** BEGIN Records supplied **

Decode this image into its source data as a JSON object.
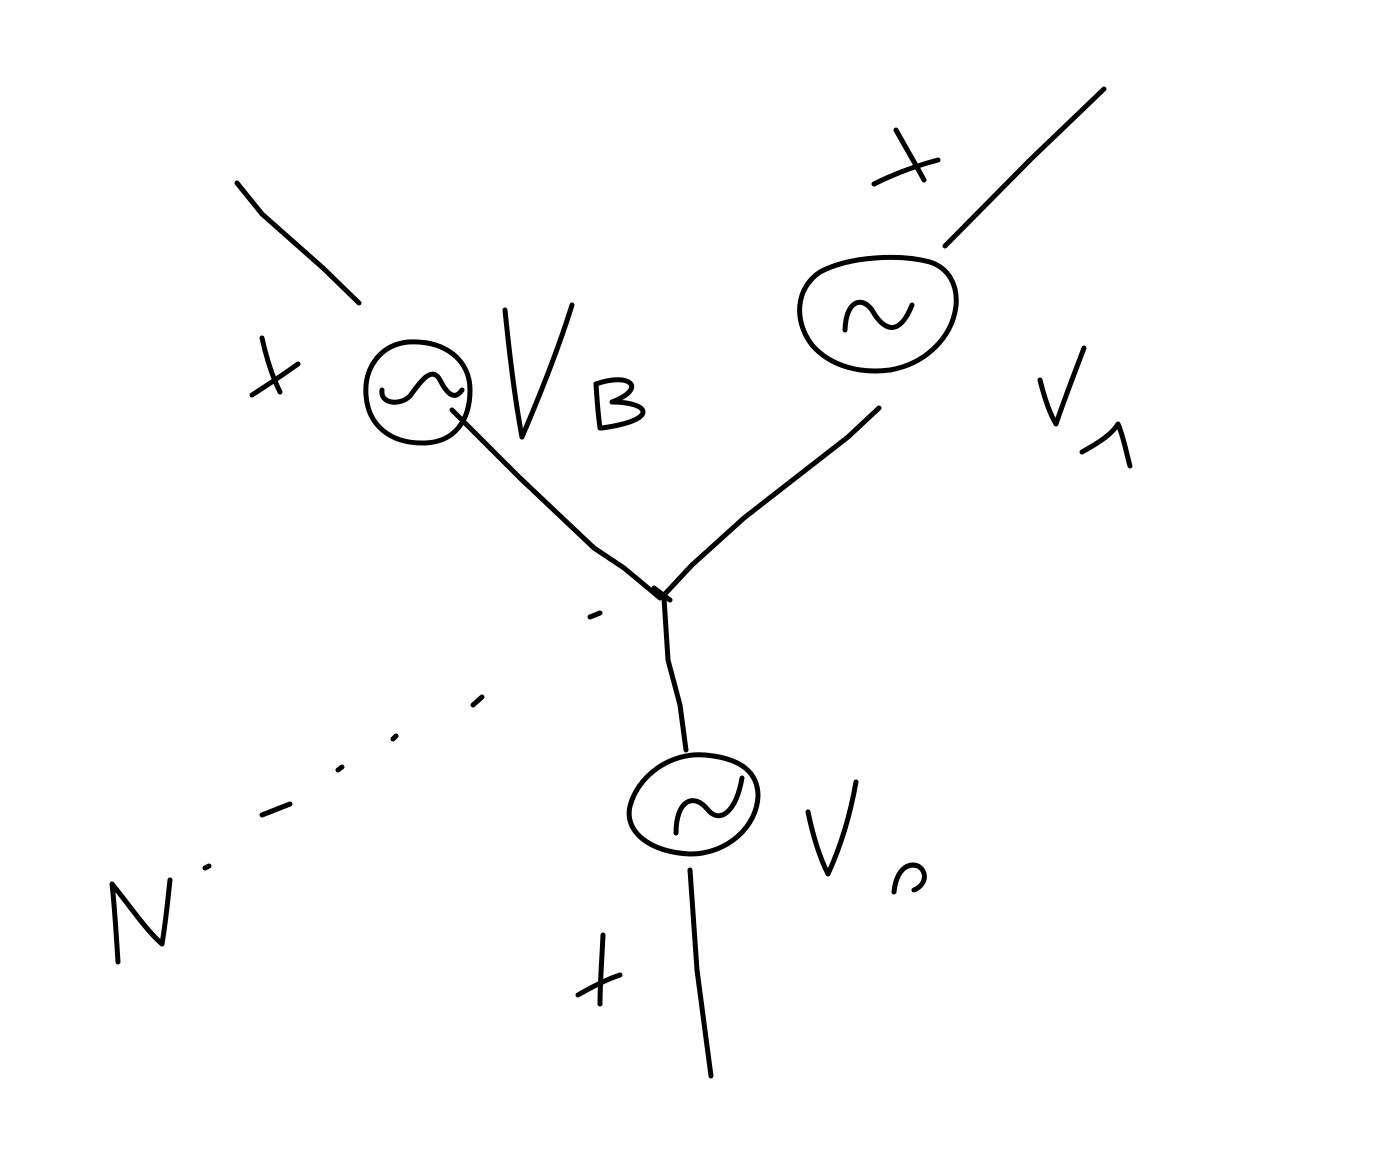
{
  "diagram": {
    "type": "hand-drawn three-phase star (wye) source",
    "ink_color": "#000000",
    "background": "#ffffff",
    "sources": [
      {
        "id": "A",
        "label_letter": "V",
        "label_sub": "A",
        "polarity": "+",
        "symbol": "ac-source-icon"
      },
      {
        "id": "B",
        "label_letter": "V",
        "label_sub": "B",
        "polarity": "+",
        "symbol": "ac-source-icon"
      },
      {
        "id": "C",
        "label_letter": "V",
        "label_sub": "C",
        "polarity": "+",
        "symbol": "ac-source-icon"
      }
    ],
    "neutral_label": "N"
  }
}
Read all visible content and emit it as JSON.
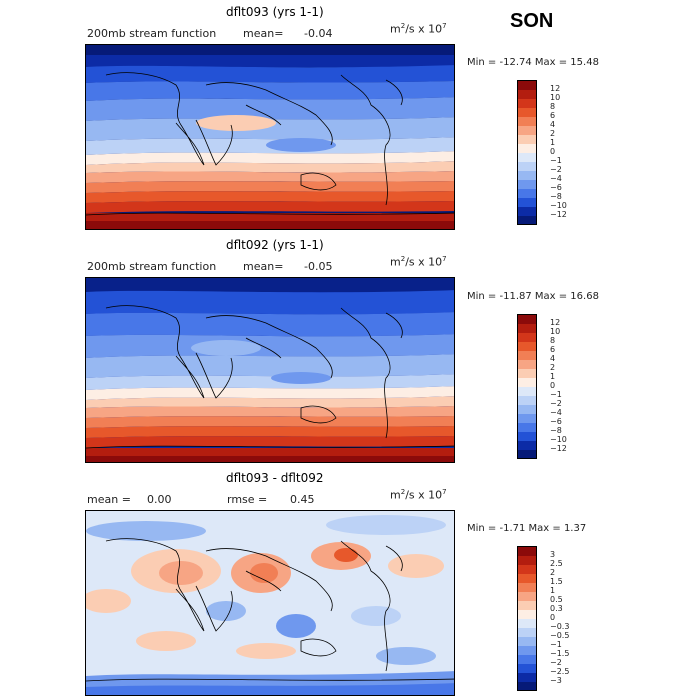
{
  "season": "SON",
  "panels": [
    {
      "title": "dflt093 (yrs 1-1)",
      "left_label": "200mb stream function",
      "mean_label": "mean=",
      "mean_value": "-0.04",
      "unit_base": "m",
      "unit_mid": "/s x 10",
      "unit_exp1": "2",
      "unit_exp2": "7",
      "min_max": "Min = -12.74 Max =   15.48",
      "ticks": [
        "12",
        "10",
        "8",
        "6",
        "4",
        "2",
        "1",
        "0",
        "−1",
        "−2",
        "−4",
        "−6",
        "−8",
        "−10",
        "−12"
      ]
    },
    {
      "title": "dflt092 (yrs 1-1)",
      "left_label": "200mb stream function",
      "mean_label": "mean=",
      "mean_value": "-0.05",
      "unit_base": "m",
      "unit_mid": "/s x 10",
      "unit_exp1": "2",
      "unit_exp2": "7",
      "min_max": "Min = -11.87 Max =   16.68",
      "ticks": [
        "12",
        "10",
        "8",
        "6",
        "4",
        "2",
        "1",
        "0",
        "−1",
        "−2",
        "−4",
        "−6",
        "−8",
        "−10",
        "−12"
      ]
    },
    {
      "title": "dflt093 - dflt092",
      "left_label": "mean =",
      "mean_label": "0.00",
      "rmse_label": "rmse =",
      "rmse_value": "0.45",
      "unit_base": "m",
      "unit_mid": "/s x 10",
      "unit_exp1": "2",
      "unit_exp2": "7",
      "min_max": "Min = -1.71 Max =   1.37",
      "ticks": [
        "3",
        "2.5",
        "2",
        "1.5",
        "1",
        "0.5",
        "0.3",
        "0",
        "−0.3",
        "−0.5",
        "−1",
        "−1.5",
        "−2",
        "−2.5",
        "−3"
      ]
    }
  ],
  "colors": {
    "scale": [
      "#8b0a0a",
      "#b31d0f",
      "#d3361a",
      "#e7582b",
      "#f17f55",
      "#f7a584",
      "#fbcdb3",
      "#fdeee4",
      "#dde8f8",
      "#bcd2f6",
      "#97b8f2",
      "#6f98ee",
      "#4877e8",
      "#2352d6",
      "#0c2ba6",
      "#061a78"
    ]
  }
}
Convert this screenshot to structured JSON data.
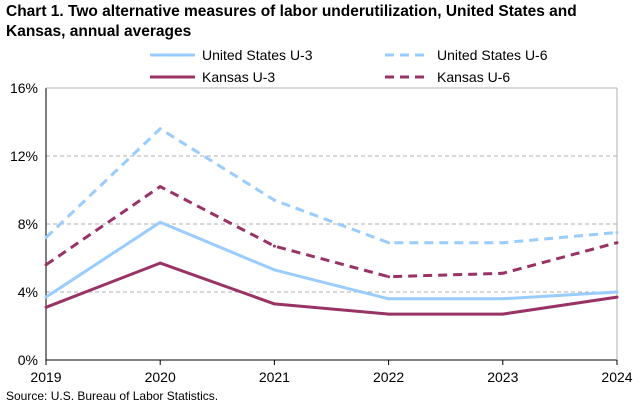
{
  "chart_data": {
    "type": "line",
    "title": "Chart 1. Two alternative measures of labor underutilization, United States and Kansas, annual averages",
    "source": "Source: U.S. Bureau of Labor Statistics.",
    "x": [
      "2019",
      "2020",
      "2021",
      "2022",
      "2023",
      "2024"
    ],
    "ylim": [
      0,
      16
    ],
    "yticks": [
      0,
      4,
      8,
      12,
      16
    ],
    "ytick_labels": [
      "0%",
      "4%",
      "8%",
      "12%",
      "16%"
    ],
    "grid": true,
    "legend_placement": "top",
    "series": [
      {
        "name": "United States U-3",
        "color": "#99CCFF",
        "dashed": false,
        "values": [
          3.7,
          8.1,
          5.3,
          3.6,
          3.6,
          4.0
        ]
      },
      {
        "name": "United States U-6",
        "color": "#99CCFF",
        "dashed": true,
        "values": [
          7.2,
          13.6,
          9.4,
          6.9,
          6.9,
          7.5
        ]
      },
      {
        "name": "Kansas U-3",
        "color": "#993366",
        "dashed": false,
        "values": [
          3.1,
          5.7,
          3.3,
          2.7,
          2.7,
          3.7
        ]
      },
      {
        "name": "Kansas U-6",
        "color": "#993366",
        "dashed": true,
        "values": [
          5.6,
          10.2,
          6.7,
          4.9,
          5.1,
          6.9
        ]
      }
    ]
  }
}
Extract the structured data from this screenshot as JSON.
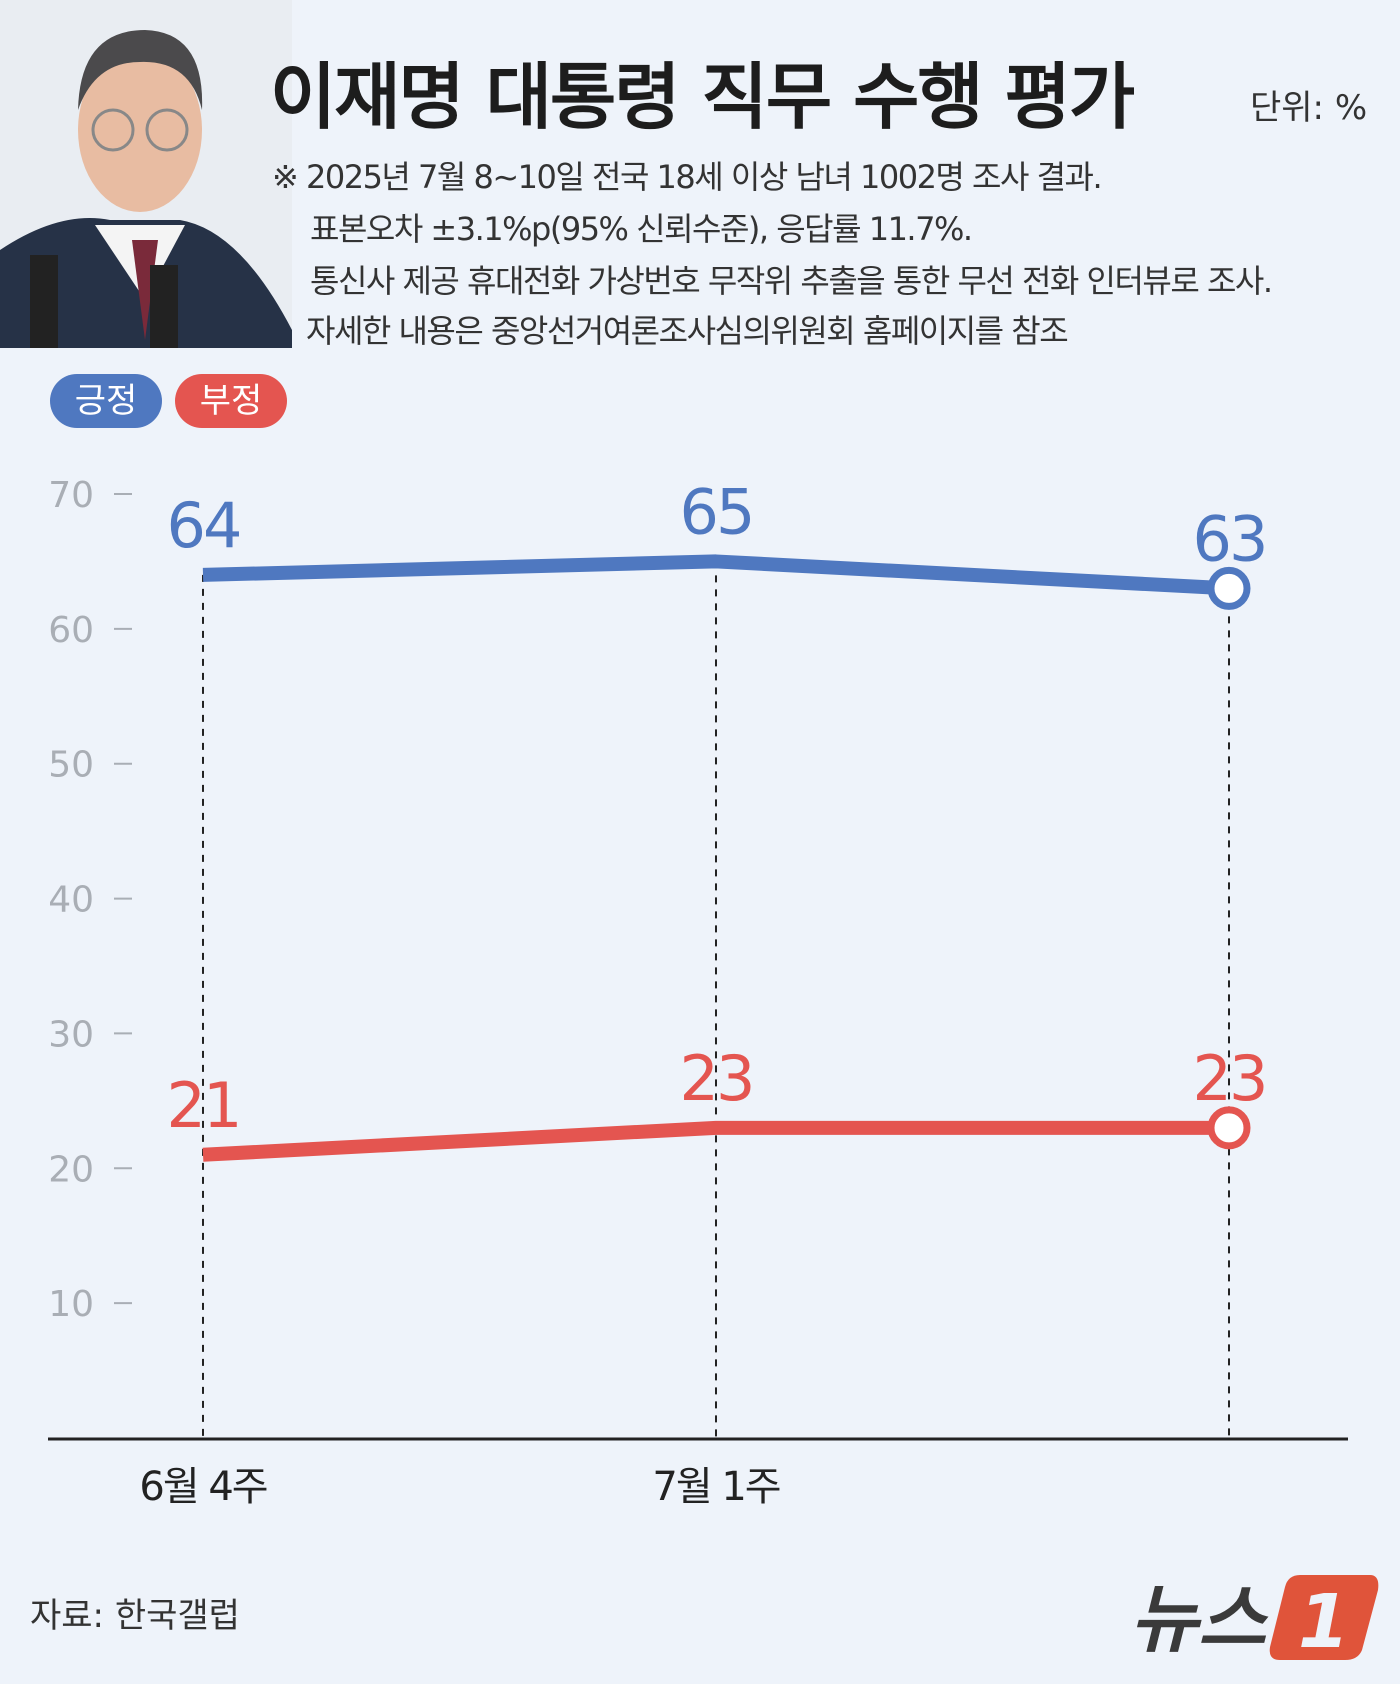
{
  "title": "이재명 대통령 직무 수행 평가",
  "unit": "단위: %",
  "notes": [
    "※ 2025년 7월 8~10일 전국 18세 이상 남녀 1002명 조사 결과.",
    "표본오차 ±3.1%p(95% 신뢰수준), 응답률 11.7%.",
    "통신사 제공 휴대전화 가상번호 무작위 추출을 통한 무선 전화 인터뷰로 조사.",
    "자세한 내용은 중앙선거여론조사심의위원회 홈페이지를 참조"
  ],
  "source": "자료: 한국갤럽",
  "logo": "뉴스1",
  "chart_data": {
    "type": "line",
    "categories": [
      "6월 4주",
      "7월 1주",
      ""
    ],
    "ylim": [
      0,
      70
    ],
    "yticks": [
      "10",
      "20",
      "30",
      "40",
      "50",
      "60",
      "70"
    ],
    "grid": false,
    "legend": "top-left",
    "series": [
      {
        "name": "긍정",
        "color": "#4f78c0",
        "values": [
          64,
          65,
          63
        ]
      },
      {
        "name": "부정",
        "color": "#e45550",
        "values": [
          21,
          23,
          23
        ]
      }
    ]
  }
}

** END Records supplied **

*Short exercise*: Take the records above and transcribe them exactly, dropping every picture.

*Solution for this task*:
Decode this image into its source data as a JSON object.
{
  "diagram": {
    "type": "hand-drawn three-phase star (wye) source",
    "ink_color": "#000000",
    "background": "#ffffff",
    "sources": [
      {
        "id": "A",
        "label_letter": "V",
        "label_sub": "A",
        "polarity": "+",
        "symbol": "ac-source-icon"
      },
      {
        "id": "B",
        "label_letter": "V",
        "label_sub": "B",
        "polarity": "+",
        "symbol": "ac-source-icon"
      },
      {
        "id": "C",
        "label_letter": "V",
        "label_sub": "C",
        "polarity": "+",
        "symbol": "ac-source-icon"
      }
    ],
    "neutral_label": "N"
  }
}
Read all visible content and emit it as JSON.
{
  "season": "SON",
  "panels": [
    {
      "title": "dflt093 (yrs 1-1)",
      "left_label": "200mb stream function",
      "mean_label": "mean=",
      "mean_value": "-0.04",
      "unit_base": "m",
      "unit_mid": "/s x 10",
      "unit_exp1": "2",
      "unit_exp2": "7",
      "min_max": "Min = -12.74 Max =   15.48",
      "ticks": [
        "12",
        "10",
        "8",
        "6",
        "4",
        "2",
        "1",
        "0",
        "−1",
        "−2",
        "−4",
        "−6",
        "−8",
        "−10",
        "−12"
      ]
    },
    {
      "title": "dflt092 (yrs 1-1)",
      "left_label": "200mb stream function",
      "mean_label": "mean=",
      "mean_value": "-0.05",
      "unit_base": "m",
      "unit_mid": "/s x 10",
      "unit_exp1": "2",
      "unit_exp2": "7",
      "min_max": "Min = -11.87 Max =   16.68",
      "ticks": [
        "12",
        "10",
        "8",
        "6",
        "4",
        "2",
        "1",
        "0",
        "−1",
        "−2",
        "−4",
        "−6",
        "−8",
        "−10",
        "−12"
      ]
    },
    {
      "title": "dflt093 - dflt092",
      "left_label": "mean =",
      "mean_label": "0.00",
      "rmse_label": "rmse =",
      "rmse_value": "0.45",
      "unit_base": "m",
      "unit_mid": "/s x 10",
      "unit_exp1": "2",
      "unit_exp2": "7",
      "min_max": "Min = -1.71 Max =   1.37",
      "ticks": [
        "3",
        "2.5",
        "2",
        "1.5",
        "1",
        "0.5",
        "0.3",
        "0",
        "−0.3",
        "−0.5",
        "−1",
        "−1.5",
        "−2",
        "−2.5",
        "−3"
      ]
    }
  ],
  "colors": {
    "scale": [
      "#8b0a0a",
      "#b31d0f",
      "#d3361a",
      "#e7582b",
      "#f17f55",
      "#f7a584",
      "#fbcdb3",
      "#fdeee4",
      "#dde8f8",
      "#bcd2f6",
      "#97b8f2",
      "#6f98ee",
      "#4877e8",
      "#2352d6",
      "#0c2ba6",
      "#061a78"
    ]
  }
}
Convert this screenshot to structured JSON data.
{
  "chart_data": {
    "type": "line",
    "title": "Chart 1. Two alternative measures of labor underutilization, United States and Kansas, annual averages",
    "source": "Source: U.S. Bureau of Labor Statistics.",
    "x": [
      "2019",
      "2020",
      "2021",
      "2022",
      "2023",
      "2024"
    ],
    "ylim": [
      0,
      16
    ],
    "yticks": [
      0,
      4,
      8,
      12,
      16
    ],
    "ytick_labels": [
      "0%",
      "4%",
      "8%",
      "12%",
      "16%"
    ],
    "grid": true,
    "legend_placement": "top",
    "series": [
      {
        "name": "United States U-3",
        "color": "#99CCFF",
        "dashed": false,
        "values": [
          3.7,
          8.1,
          5.3,
          3.6,
          3.6,
          4.0
        ]
      },
      {
        "name": "United States U-6",
        "color": "#99CCFF",
        "dashed": true,
        "values": [
          7.2,
          13.6,
          9.4,
          6.9,
          6.9,
          7.5
        ]
      },
      {
        "name": "Kansas U-3",
        "color": "#993366",
        "dashed": false,
        "values": [
          3.1,
          5.7,
          3.3,
          2.7,
          2.7,
          3.7
        ]
      },
      {
        "name": "Kansas U-6",
        "color": "#993366",
        "dashed": true,
        "values": [
          5.6,
          10.2,
          6.7,
          4.9,
          5.1,
          6.9
        ]
      }
    ]
  }
}
Extract the structured data from this screenshot as JSON.
{
  "title": "이재명 대통령 직무 수행 평가",
  "unit": "단위: %",
  "notes": [
    "※ 2025년 7월 8~10일 전국 18세 이상 남녀 1002명 조사 결과.",
    "표본오차 ±3.1%p(95% 신뢰수준), 응답률 11.7%.",
    "통신사 제공 휴대전화 가상번호 무작위 추출을 통한 무선 전화 인터뷰로 조사.",
    "자세한 내용은 중앙선거여론조사심의위원회 홈페이지를 참조"
  ],
  "source": "자료: 한국갤럽",
  "logo": "뉴스1",
  "chart_data": {
    "type": "line",
    "categories": [
      "6월 4주",
      "7월 1주",
      ""
    ],
    "ylim": [
      0,
      70
    ],
    "yticks": [
      "10",
      "20",
      "30",
      "40",
      "50",
      "60",
      "70"
    ],
    "grid": false,
    "legend": "top-left",
    "series": [
      {
        "name": "긍정",
        "color": "#4f78c0",
        "values": [
          64,
          65,
          63
        ]
      },
      {
        "name": "부정",
        "color": "#e45550",
        "values": [
          21,
          23,
          23
        ]
      }
    ]
  }
}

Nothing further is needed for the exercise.